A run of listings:
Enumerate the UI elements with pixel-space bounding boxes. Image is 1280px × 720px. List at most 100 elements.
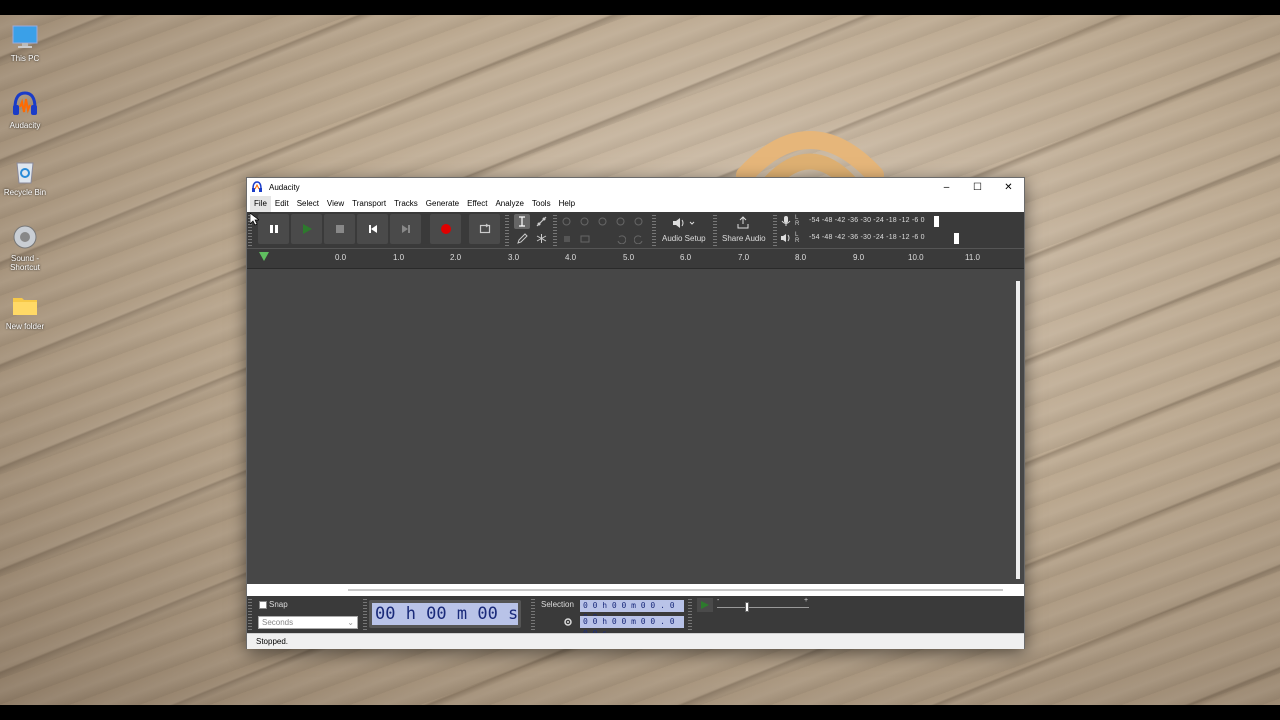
audio-setup-label: Audio Setup [662,234,706,243]
desktop-icon-audacity[interactable]: Audacity [0,90,50,130]
gear-icon[interactable] [563,617,573,627]
playback-meter[interactable]: LR -54 -48 -42 -36 -30 -24 -18 -12 -6 0 [795,232,959,245]
toolbar-grip[interactable] [652,214,656,246]
menu-select[interactable]: Select [293,196,323,212]
recording-meter[interactable]: LR -54 -48 -42 -36 -30 -24 -18 -12 -6 0 [795,215,940,228]
maximize-button[interactable]: ☐ [962,178,993,196]
record-button[interactable] [430,214,461,244]
i-beam-icon [519,216,525,227]
folder-icon [13,298,37,315]
timeline-ruler[interactable]: 0.0 1.0 2.0 3.0 4.0 5.0 6.0 7.0 8.0 9.0 … [247,248,1024,268]
desktop-icon-label: Audacity [9,121,41,130]
toolbar-grip[interactable] [773,214,777,246]
horizontal-scrollbar[interactable] [247,584,1024,596]
ruler-tick: 10.0 [908,253,924,262]
menu-edit[interactable]: Edit [271,196,293,212]
scrollbar-thumb[interactable] [348,589,1003,591]
multi-tool-button[interactable] [533,231,549,246]
meter-level-slider[interactable] [954,233,959,244]
desktop-icon-this-pc[interactable]: This PC [0,23,50,63]
silence-icon [580,235,590,242]
envelope-tool-button[interactable] [533,214,549,229]
zoom-in-button[interactable] [559,214,575,229]
speaker-icon [673,218,695,228]
menu-tools[interactable]: Tools [528,196,555,212]
time-display-value: 00 h 00 m 00 s [372,603,518,625]
toolbar-grip[interactable] [531,598,535,630]
trim-button[interactable] [559,231,575,246]
loop-button[interactable] [469,214,500,244]
speed-slider-thumb[interactable] [745,602,749,612]
audacity-icon [252,181,262,192]
menu-tracks[interactable]: Tracks [390,196,422,212]
zoom-toggle-button[interactable] [631,214,647,229]
menu-view[interactable]: View [323,196,348,212]
play-at-speed-button[interactable] [697,598,713,612]
snap-checkbox[interactable] [259,601,267,609]
track-area[interactable] [247,268,1024,584]
speed-slider-track[interactable] [717,607,809,608]
microphone-icon[interactable] [781,215,791,227]
pause-button[interactable] [258,214,289,244]
undo-icon [617,234,626,244]
ruler-tick: 9.0 [853,253,865,262]
redo-button[interactable] [631,231,647,246]
silence-button[interactable] [577,231,593,246]
play-button[interactable] [291,214,322,244]
toolbar-grip[interactable] [713,214,717,246]
snap-unit-dropdown[interactable]: Seconds ⌄ [258,616,358,629]
menu-effect[interactable]: Effect [463,196,491,212]
desktop-icon-sound-shortcut[interactable]: Sound - Shortcut [0,223,50,272]
snap-unit-value: Seconds [262,618,294,627]
time-display[interactable]: 00 h 00 m 00 s [369,600,521,628]
desktop-icon-recycle-bin[interactable]: Recycle Bin [0,157,50,197]
selection-end-field[interactable]: 0 0 h 0 0 m 0 0 . 0 0 0 s [580,616,684,638]
recycle-bin-icon [16,162,34,184]
toolbar-grip[interactable] [363,598,367,630]
menu-help[interactable]: Help [555,196,579,212]
audio-setup-button[interactable]: Audio Setup [658,214,710,244]
ruler-tick: 11.0 [965,253,980,262]
fit-project-button[interactable] [613,214,629,229]
trim-icon [564,235,570,242]
draw-tool-button[interactable] [514,231,530,246]
skip-to-end-button[interactable] [390,214,421,244]
menu-analyze[interactable]: Analyze [491,196,527,212]
share-audio-button[interactable]: Share Audio [719,214,769,244]
close-button[interactable]: ✕ [993,178,1024,196]
zoom-out-button[interactable] [577,214,593,229]
title-bar[interactable]: Audacity – ☐ ✕ [247,178,1024,196]
ruler-tick: 7.0 [738,253,750,262]
ruler-tick: 3.0 [508,253,520,262]
menu-transport[interactable]: Transport [348,196,390,212]
meter-level-slider[interactable] [934,216,939,227]
skip-to-start-button[interactable] [357,214,388,244]
zoom-out-icon [580,217,589,225]
toolbar-grip[interactable] [553,214,557,246]
status-bar: Stopped. [247,633,1024,649]
menu-generate[interactable]: Generate [422,196,463,212]
selection-start-field[interactable]: 0 0 h 0 0 m 0 0 . 0 0 0 s [580,600,684,622]
minimize-button[interactable]: – [931,178,962,196]
record-icon [440,224,451,234]
fit-selection-button[interactable] [595,214,611,229]
snap-label: Snap [269,600,288,609]
play-icon [302,224,312,234]
vertical-scrollbar[interactable] [1016,281,1020,579]
stop-button[interactable] [324,214,355,244]
speed-plus-label: + [804,597,809,604]
zoom-sel-icon [598,217,607,225]
menu-file[interactable]: File [250,196,271,212]
toolbar-grip[interactable] [248,598,252,630]
desktop-icon-label: Recycle Bin [3,188,47,197]
chevron-down-icon: ⌄ [347,618,354,627]
play-head-icon[interactable] [259,252,270,262]
bottom-toolbar: Snap Seconds ⌄ 00 h 00 m 00 s Selection … [247,596,1024,638]
toolbar-grip[interactable] [688,598,692,630]
undo-button[interactable] [613,231,629,246]
play-icon [701,601,709,609]
toolbar-grip[interactable] [505,214,509,246]
desktop-icon-new-folder[interactable]: New folder [0,291,50,331]
selection-tool-button[interactable] [514,214,530,229]
playback-speaker-icon[interactable] [780,233,792,243]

> [AIM OF THE EXERCISE]: Reproduce the listing above verbatim, line by line, omitting the pictures.

> [COMPLETE RESPONSE]:
Enumerate the UI elements with pixel-space bounding boxes. Image is 1280px × 720px. List at most 100 elements.
audio-setup-label: Audio Setup [662,234,706,243]
desktop-icon-audacity[interactable]: Audacity [0,90,50,130]
gear-icon[interactable] [563,617,573,627]
playback-meter[interactable]: LR -54 -48 -42 -36 -30 -24 -18 -12 -6 0 [795,232,959,245]
toolbar-grip[interactable] [652,214,656,246]
menu-select[interactable]: Select [293,196,323,212]
recording-meter[interactable]: LR -54 -48 -42 -36 -30 -24 -18 -12 -6 0 [795,215,940,228]
maximize-button[interactable]: ☐ [962,178,993,196]
record-button[interactable] [430,214,461,244]
i-beam-icon [519,216,525,227]
folder-icon [13,298,37,315]
timeline-ruler[interactable]: 0.0 1.0 2.0 3.0 4.0 5.0 6.0 7.0 8.0 9.0 … [247,248,1024,268]
desktop-icon-label: Audacity [9,121,41,130]
toolbar-grip[interactable] [773,214,777,246]
horizontal-scrollbar[interactable] [247,584,1024,596]
ruler-tick: 10.0 [908,253,924,262]
menu-edit[interactable]: Edit [271,196,293,212]
scrollbar-thumb[interactable] [348,589,1003,591]
multi-tool-button[interactable] [533,231,549,246]
meter-level-slider[interactable] [954,233,959,244]
desktop-icon-this-pc[interactable]: This PC [0,23,50,63]
silence-icon [580,235,590,242]
envelope-tool-button[interactable] [533,214,549,229]
zoom-in-button[interactable] [559,214,575,229]
speaker-icon [673,218,695,228]
menu-tools[interactable]: Tools [528,196,555,212]
time-display-value: 00 h 00 m 00 s [372,603,518,625]
toolbar-grip[interactable] [531,598,535,630]
trim-button[interactable] [559,231,575,246]
loop-button[interactable] [469,214,500,244]
speed-slider-thumb[interactable] [745,602,749,612]
audacity-icon [252,181,262,192]
menu-tracks[interactable]: Tracks [390,196,422,212]
zoom-toggle-button[interactable] [631,214,647,229]
menu-view[interactable]: View [323,196,348,212]
play-at-speed-button[interactable] [697,598,713,612]
snap-checkbox[interactable] [259,601,267,609]
track-area[interactable] [247,268,1024,584]
speed-slider-track[interactable] [717,607,809,608]
microphone-icon[interactable] [781,215,791,227]
pause-button[interactable] [258,214,289,244]
undo-icon [617,234,626,244]
ruler-tick: 9.0 [853,253,865,262]
redo-button[interactable] [631,231,647,246]
silence-button[interactable] [577,231,593,246]
play-button[interactable] [291,214,322,244]
toolbar-grip[interactable] [713,214,717,246]
snap-unit-dropdown[interactable]: Seconds ⌄ [258,616,358,629]
menu-effect[interactable]: Effect [463,196,491,212]
desktop-icon-sound-shortcut[interactable]: Sound - Shortcut [0,223,50,272]
snap-unit-value: Seconds [262,618,294,627]
time-display[interactable]: 00 h 00 m 00 s [369,600,521,628]
desktop-icon-recycle-bin[interactable]: Recycle Bin [0,157,50,197]
selection-end-field[interactable]: 0 0 h 0 0 m 0 0 . 0 0 0 s [580,616,684,638]
recycle-bin-icon [16,162,34,184]
toolbar-grip[interactable] [363,598,367,630]
menu-help[interactable]: Help [555,196,579,212]
audio-setup-button[interactable]: Audio Setup [658,214,710,244]
ruler-tick: 11.0 [965,253,980,262]
fit-project-button[interactable] [613,214,629,229]
trim-icon [564,235,570,242]
draw-tool-button[interactable] [514,231,530,246]
skip-to-end-button[interactable] [390,214,421,244]
menu-analyze[interactable]: Analyze [491,196,527,212]
share-audio-button[interactable]: Share Audio [719,214,769,244]
close-button[interactable]: ✕ [993,178,1024,196]
zoom-out-button[interactable] [577,214,593,229]
title-bar[interactable]: Audacity – ☐ ✕ [247,178,1024,196]
ruler-tick: 7.0 [738,253,750,262]
ruler-tick: 3.0 [508,253,520,262]
menu-transport[interactable]: Transport [348,196,390,212]
meter-level-slider[interactable] [934,216,939,227]
skip-to-start-button[interactable] [357,214,388,244]
zoom-out-icon [580,217,589,225]
toolbar-grip[interactable] [553,214,557,246]
status-bar: Stopped. [247,633,1024,649]
menu-generate[interactable]: Generate [422,196,463,212]
selection-start-field[interactable]: 0 0 h 0 0 m 0 0 . 0 0 0 s [580,600,684,622]
minimize-button[interactable]: – [931,178,962,196]
record-icon [440,224,451,234]
fit-selection-button[interactable] [595,214,611,229]
snap-label: Snap [269,600,288,609]
play-icon [302,224,312,234]
vertical-scrollbar[interactable] [1016,281,1020,579]
stop-button[interactable] [324,214,355,244]
speed-plus-label: + [804,597,809,604]
zoom-sel-icon [598,217,607,225]
menu-file[interactable]: File [250,196,271,212]
toolbar-grip[interactable] [248,598,252,630]
desktop-icon-label: Recycle Bin [3,188,47,197]
chevron-down-icon: ⌄ [347,618,354,627]
play-head-icon[interactable] [259,252,270,262]
bottom-toolbar: Snap Seconds ⌄ 00 h 00 m 00 s Selection … [247,596,1024,638]
toolbar-grip[interactable] [688,598,692,630]
undo-button[interactable] [613,231,629,246]
play-icon [701,601,709,609]
toolbar-grip[interactable] [505,214,509,246]
desktop-icon-new-folder[interactable]: New folder [0,291,50,331]
selection-tool-button[interactable] [514,214,530,229]
playback-speaker-icon[interactable] [780,233,792,243]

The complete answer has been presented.